* _What is needed_:
Lines containing the word "folder" are to be located and copied.

╭─ Supplied data

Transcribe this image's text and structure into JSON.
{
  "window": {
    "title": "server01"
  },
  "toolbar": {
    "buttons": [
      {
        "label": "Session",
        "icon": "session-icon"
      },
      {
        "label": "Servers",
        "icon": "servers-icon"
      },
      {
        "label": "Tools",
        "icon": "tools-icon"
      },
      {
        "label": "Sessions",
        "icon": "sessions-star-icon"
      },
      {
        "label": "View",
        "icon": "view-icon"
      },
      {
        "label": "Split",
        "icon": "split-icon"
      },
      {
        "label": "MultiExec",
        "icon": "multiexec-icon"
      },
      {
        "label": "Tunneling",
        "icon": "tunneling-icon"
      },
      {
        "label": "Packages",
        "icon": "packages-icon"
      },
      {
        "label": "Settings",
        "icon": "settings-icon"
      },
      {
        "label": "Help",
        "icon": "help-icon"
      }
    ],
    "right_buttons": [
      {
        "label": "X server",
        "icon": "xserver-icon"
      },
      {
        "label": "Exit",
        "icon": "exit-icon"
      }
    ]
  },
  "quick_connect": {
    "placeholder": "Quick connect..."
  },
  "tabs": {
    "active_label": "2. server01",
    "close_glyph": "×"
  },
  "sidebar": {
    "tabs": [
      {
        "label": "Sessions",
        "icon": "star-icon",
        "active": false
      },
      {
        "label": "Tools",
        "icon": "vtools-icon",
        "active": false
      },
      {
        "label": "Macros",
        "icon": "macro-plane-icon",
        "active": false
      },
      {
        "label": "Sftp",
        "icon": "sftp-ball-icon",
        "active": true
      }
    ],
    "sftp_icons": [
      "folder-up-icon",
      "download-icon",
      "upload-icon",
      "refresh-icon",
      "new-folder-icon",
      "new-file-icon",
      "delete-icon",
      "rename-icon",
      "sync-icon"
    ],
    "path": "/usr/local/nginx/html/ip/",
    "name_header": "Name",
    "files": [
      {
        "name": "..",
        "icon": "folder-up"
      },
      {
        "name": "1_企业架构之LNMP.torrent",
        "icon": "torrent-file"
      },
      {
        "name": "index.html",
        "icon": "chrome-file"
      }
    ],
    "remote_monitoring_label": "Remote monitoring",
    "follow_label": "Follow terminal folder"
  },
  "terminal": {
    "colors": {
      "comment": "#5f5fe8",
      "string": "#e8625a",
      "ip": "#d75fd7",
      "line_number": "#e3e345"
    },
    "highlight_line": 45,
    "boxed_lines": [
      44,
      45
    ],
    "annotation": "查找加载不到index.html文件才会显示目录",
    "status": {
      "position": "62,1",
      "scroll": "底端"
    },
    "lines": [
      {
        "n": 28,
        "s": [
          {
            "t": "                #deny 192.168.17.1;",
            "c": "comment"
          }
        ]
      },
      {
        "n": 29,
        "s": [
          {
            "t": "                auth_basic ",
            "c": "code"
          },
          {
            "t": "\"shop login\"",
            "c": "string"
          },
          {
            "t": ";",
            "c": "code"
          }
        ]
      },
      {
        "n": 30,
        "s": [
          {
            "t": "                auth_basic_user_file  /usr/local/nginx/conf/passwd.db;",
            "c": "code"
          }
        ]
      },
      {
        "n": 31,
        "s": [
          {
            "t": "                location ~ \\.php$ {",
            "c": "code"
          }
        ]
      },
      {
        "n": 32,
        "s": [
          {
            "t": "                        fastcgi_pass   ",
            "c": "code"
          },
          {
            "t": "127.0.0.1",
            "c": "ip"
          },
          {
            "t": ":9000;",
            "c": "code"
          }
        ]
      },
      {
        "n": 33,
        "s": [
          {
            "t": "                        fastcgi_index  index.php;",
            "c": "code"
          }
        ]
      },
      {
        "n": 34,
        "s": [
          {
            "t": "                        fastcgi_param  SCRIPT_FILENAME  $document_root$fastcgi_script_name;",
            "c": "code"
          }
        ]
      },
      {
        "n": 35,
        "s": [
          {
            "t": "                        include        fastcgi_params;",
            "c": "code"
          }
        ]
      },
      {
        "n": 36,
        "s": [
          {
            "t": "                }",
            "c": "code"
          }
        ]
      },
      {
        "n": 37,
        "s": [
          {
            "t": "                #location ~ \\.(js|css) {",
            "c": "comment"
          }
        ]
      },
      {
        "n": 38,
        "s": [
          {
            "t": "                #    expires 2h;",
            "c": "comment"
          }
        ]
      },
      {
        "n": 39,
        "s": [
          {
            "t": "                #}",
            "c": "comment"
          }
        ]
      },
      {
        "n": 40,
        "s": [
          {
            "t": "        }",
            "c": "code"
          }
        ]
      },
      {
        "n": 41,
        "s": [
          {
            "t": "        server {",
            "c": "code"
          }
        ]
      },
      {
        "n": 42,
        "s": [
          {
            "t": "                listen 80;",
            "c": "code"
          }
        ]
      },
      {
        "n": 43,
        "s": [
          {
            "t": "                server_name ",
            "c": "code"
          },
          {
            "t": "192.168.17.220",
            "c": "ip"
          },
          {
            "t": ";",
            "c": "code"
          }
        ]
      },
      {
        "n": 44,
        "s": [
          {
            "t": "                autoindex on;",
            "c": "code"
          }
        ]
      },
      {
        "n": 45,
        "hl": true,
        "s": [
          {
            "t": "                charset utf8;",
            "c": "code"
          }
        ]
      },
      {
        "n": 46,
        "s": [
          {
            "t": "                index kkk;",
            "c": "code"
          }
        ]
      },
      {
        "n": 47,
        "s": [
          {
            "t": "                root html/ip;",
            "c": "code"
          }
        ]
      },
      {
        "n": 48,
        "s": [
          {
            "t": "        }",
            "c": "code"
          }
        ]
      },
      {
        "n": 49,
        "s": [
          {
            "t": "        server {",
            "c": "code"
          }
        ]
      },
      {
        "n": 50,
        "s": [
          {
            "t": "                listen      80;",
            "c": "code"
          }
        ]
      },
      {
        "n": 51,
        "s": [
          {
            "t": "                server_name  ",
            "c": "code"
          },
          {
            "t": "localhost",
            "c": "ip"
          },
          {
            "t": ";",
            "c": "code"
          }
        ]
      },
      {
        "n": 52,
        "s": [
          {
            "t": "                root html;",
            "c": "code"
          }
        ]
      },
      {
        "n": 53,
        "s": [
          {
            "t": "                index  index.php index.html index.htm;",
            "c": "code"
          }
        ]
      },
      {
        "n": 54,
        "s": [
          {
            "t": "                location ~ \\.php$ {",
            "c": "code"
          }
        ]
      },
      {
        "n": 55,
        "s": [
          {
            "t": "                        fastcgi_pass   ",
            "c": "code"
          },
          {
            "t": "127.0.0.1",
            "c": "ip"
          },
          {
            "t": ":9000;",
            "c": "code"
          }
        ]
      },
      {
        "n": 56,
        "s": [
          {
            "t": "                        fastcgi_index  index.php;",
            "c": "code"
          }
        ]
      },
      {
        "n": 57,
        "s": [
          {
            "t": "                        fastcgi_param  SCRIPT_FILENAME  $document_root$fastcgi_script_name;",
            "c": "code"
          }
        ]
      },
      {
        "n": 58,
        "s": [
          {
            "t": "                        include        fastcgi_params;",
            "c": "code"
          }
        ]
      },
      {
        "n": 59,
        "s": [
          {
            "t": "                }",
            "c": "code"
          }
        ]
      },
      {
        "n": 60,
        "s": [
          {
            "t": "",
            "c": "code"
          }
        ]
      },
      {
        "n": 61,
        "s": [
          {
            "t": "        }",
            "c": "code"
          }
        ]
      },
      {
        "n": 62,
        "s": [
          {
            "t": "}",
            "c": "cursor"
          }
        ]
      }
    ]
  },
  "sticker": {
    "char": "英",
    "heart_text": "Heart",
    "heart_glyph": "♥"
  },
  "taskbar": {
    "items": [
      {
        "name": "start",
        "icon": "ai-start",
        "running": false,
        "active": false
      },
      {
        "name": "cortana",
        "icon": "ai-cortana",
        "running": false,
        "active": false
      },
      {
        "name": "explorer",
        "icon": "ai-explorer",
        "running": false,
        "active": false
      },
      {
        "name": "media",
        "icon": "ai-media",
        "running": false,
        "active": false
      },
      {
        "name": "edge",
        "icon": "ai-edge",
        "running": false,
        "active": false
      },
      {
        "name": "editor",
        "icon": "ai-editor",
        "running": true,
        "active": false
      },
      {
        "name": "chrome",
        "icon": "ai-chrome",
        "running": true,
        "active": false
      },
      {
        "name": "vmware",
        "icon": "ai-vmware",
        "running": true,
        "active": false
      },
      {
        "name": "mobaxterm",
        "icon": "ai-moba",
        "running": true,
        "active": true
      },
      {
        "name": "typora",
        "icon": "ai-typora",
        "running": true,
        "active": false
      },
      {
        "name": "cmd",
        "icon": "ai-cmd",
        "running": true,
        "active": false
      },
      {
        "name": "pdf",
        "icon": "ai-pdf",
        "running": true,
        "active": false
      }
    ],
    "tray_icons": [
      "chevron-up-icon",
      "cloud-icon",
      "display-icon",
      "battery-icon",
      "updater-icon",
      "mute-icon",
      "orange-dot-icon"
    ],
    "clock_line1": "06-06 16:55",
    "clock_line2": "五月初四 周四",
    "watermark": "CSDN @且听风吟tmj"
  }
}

╰─

* _Exercise response_:
      "folder-up-icon",
      "new-folder-icon",
        "icon": "folder-up"
    "follow_label": "Follow terminal folder"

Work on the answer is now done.